*WHAT THE EXERCISE ASKS:*
With the line containing "OCR this image." as the first line and the last line of the records as the final one, reproduce that range exactly.

*SOURCE RECORDS:*
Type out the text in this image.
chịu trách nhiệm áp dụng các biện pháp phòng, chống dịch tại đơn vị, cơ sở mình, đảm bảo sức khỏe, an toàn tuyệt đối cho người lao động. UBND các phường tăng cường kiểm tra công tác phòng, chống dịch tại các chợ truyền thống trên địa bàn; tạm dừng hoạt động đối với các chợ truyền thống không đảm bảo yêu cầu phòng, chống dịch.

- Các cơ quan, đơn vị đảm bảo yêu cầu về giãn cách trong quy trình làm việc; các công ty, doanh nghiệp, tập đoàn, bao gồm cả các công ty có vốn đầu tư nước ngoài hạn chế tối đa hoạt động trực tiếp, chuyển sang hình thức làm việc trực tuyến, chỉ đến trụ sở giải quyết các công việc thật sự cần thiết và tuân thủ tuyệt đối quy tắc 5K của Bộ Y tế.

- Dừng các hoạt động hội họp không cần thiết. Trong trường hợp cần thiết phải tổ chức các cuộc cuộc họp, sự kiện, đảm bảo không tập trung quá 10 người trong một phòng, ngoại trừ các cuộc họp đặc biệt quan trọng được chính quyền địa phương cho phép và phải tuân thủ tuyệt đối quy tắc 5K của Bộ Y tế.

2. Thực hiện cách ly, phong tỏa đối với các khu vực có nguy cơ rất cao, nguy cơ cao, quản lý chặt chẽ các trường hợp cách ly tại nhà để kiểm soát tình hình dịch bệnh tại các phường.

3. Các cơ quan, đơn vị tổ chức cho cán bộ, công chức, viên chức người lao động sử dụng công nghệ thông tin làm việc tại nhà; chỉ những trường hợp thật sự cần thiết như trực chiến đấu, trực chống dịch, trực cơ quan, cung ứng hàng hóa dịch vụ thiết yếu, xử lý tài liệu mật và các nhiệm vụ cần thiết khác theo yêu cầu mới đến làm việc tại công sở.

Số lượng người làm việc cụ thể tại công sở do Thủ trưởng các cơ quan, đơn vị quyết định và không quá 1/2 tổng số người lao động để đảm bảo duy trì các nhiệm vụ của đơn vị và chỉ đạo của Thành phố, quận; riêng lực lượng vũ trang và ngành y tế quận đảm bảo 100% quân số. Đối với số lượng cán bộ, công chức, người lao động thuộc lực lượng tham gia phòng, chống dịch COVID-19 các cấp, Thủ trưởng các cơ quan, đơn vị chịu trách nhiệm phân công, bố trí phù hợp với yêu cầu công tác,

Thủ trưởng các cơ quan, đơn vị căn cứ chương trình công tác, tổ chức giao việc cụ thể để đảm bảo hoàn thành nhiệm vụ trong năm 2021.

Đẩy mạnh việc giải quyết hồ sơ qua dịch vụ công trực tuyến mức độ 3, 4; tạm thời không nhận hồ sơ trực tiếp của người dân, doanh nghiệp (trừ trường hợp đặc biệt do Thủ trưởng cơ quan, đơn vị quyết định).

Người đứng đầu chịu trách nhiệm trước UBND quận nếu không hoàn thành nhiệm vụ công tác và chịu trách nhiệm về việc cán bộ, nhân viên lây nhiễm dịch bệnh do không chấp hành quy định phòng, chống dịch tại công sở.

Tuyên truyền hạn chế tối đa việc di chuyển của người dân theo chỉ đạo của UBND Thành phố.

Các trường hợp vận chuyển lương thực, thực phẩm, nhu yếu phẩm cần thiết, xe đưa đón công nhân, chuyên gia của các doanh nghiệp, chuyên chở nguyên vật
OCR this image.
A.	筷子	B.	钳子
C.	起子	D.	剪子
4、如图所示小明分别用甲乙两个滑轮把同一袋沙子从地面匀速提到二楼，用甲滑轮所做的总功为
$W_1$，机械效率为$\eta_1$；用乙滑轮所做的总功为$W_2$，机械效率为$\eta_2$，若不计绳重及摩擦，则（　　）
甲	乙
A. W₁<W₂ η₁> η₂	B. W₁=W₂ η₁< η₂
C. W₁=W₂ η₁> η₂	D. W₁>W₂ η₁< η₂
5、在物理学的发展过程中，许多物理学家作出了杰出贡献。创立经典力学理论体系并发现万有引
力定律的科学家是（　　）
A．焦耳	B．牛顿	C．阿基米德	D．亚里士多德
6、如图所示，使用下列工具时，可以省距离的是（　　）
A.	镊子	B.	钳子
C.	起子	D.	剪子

*THE REPLY:*
OCR this image.
A.	筷子	B.	钳子
C.	起子	D.	剪子
4、如图所示小明分别用甲乙两个滑轮把同一袋沙子从地面匀速提到二楼，用甲滑轮所做的总功为
$W_1$，机械效率为$\eta_1$；用乙滑轮所做的总功为$W_2$，机械效率为$\eta_2$，若不计绳重及摩擦，则（　　）
甲	乙
A. W₁<W₂ η₁> η₂	B. W₁=W₂ η₁< η₂
C. W₁=W₂ η₁> η₂	D. W₁>W₂ η₁< η₂
5、在物理学的发展过程中，许多物理学家作出了杰出贡献。创立经典力学理论体系并发现万有引
力定律的科学家是（　　）
A．焦耳	B．牛顿	C．阿基米德	D．亚里士多德
6、如图所示，使用下列工具时，可以省距离的是（　　）
A.	镊子	B.	钳子
C.	起子	D.	剪子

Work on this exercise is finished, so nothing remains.